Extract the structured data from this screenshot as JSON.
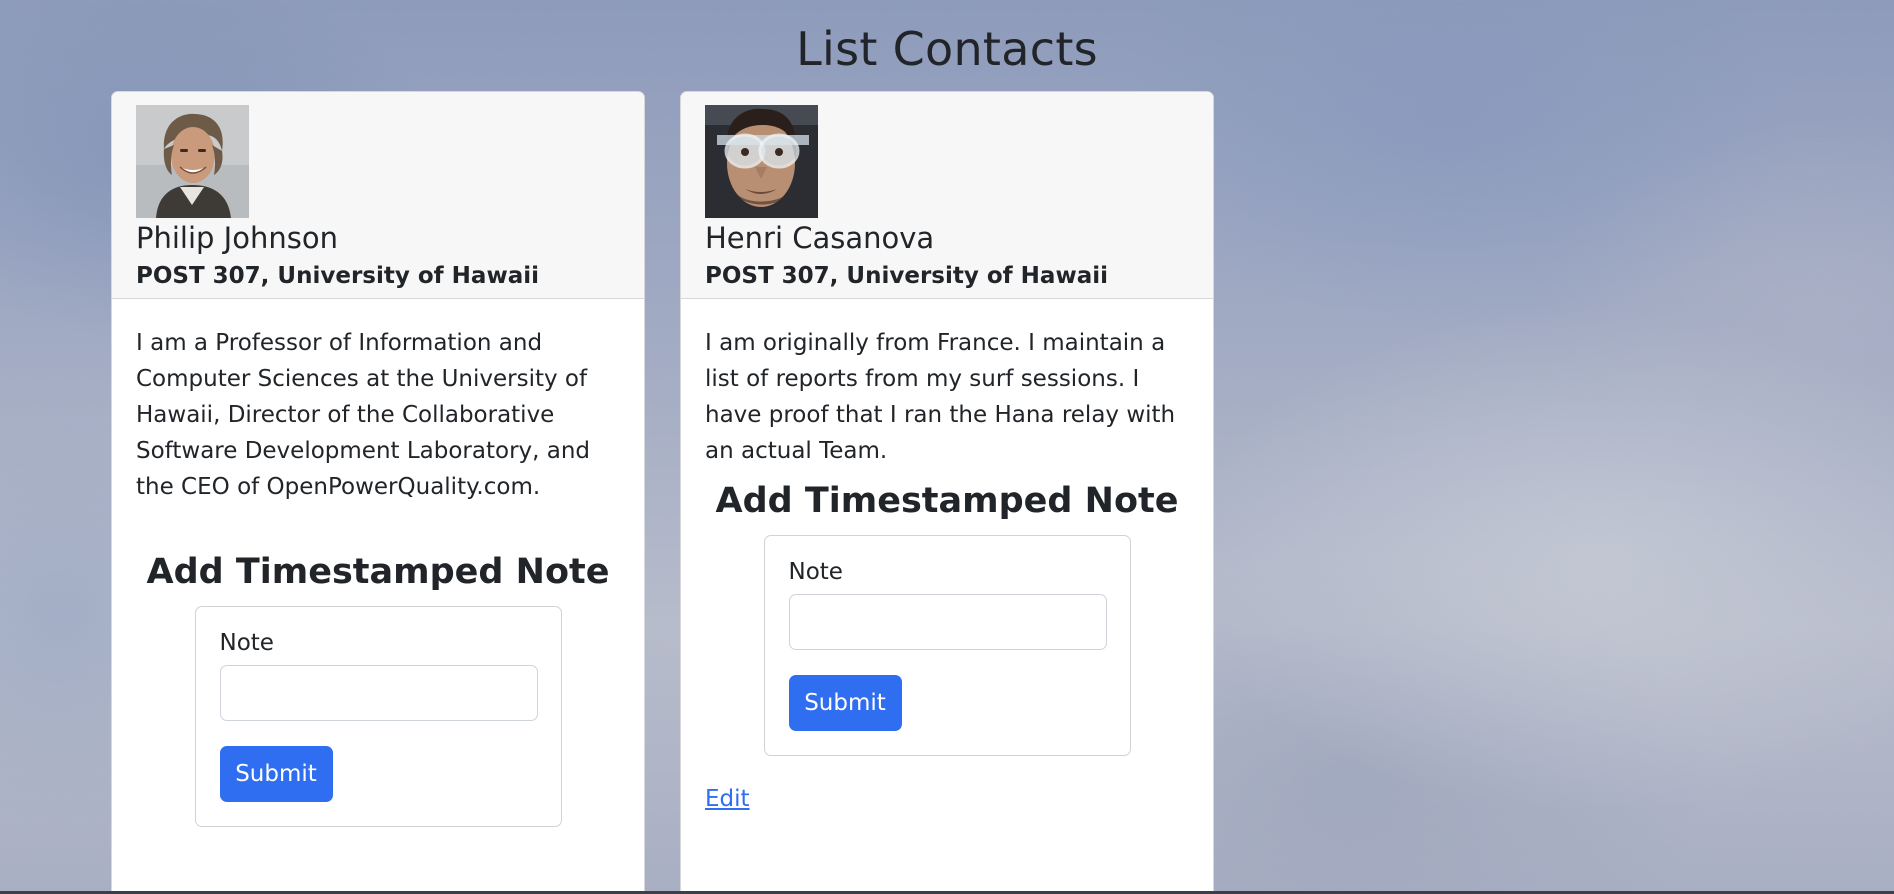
{
  "page": {
    "title": "List Contacts"
  },
  "contacts": [
    {
      "name": "Philip Johnson",
      "address": "POST 307, University of Hawaii",
      "bio": "I am a Professor of Information and Computer Sciences at the University of Hawaii, Director of the Collaborative Software Development Laboratory, and the CEO of OpenPowerQuality.com.",
      "avatar_icon": "portrait-smiling-man",
      "note_form": {
        "heading": "Add Timestamped Note",
        "label": "Note",
        "value": "",
        "submit_label": "Submit"
      }
    },
    {
      "name": "Henri Casanova",
      "address": "POST 307, University of Hawaii",
      "bio": "I am originally from France. I maintain a list of reports from my surf sessions. I have proof that I ran the Hana relay with an actual Team.",
      "avatar_icon": "portrait-man-with-goggles",
      "note_form": {
        "heading": "Add Timestamped Note",
        "label": "Note",
        "value": "",
        "submit_label": "Submit"
      },
      "edit_label": "Edit"
    }
  ],
  "colors": {
    "primary": "#2f6ef0",
    "card_header": "#f7f7f7",
    "text": "#212529"
  }
}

• THE PROBLEM:
Quote the entries in full. Any image among them is to be omitted from the copy.

• FULL OUTPUT:
Extract the structured data from this screenshot as JSON.
{
  "page": {
    "title": "List Contacts"
  },
  "contacts": [
    {
      "name": "Philip Johnson",
      "address": "POST 307, University of Hawaii",
      "bio": "I am a Professor of Information and Computer Sciences at the University of Hawaii, Director of the Collaborative Software Development Laboratory, and the CEO of OpenPowerQuality.com.",
      "avatar_icon": "portrait-smiling-man",
      "note_form": {
        "heading": "Add Timestamped Note",
        "label": "Note",
        "value": "",
        "submit_label": "Submit"
      }
    },
    {
      "name": "Henri Casanova",
      "address": "POST 307, University of Hawaii",
      "bio": "I am originally from France. I maintain a list of reports from my surf sessions. I have proof that I ran the Hana relay with an actual Team.",
      "avatar_icon": "portrait-man-with-goggles",
      "note_form": {
        "heading": "Add Timestamped Note",
        "label": "Note",
        "value": "",
        "submit_label": "Submit"
      },
      "edit_label": "Edit"
    }
  ],
  "colors": {
    "primary": "#2f6ef0",
    "card_header": "#f7f7f7",
    "text": "#212529"
  }
}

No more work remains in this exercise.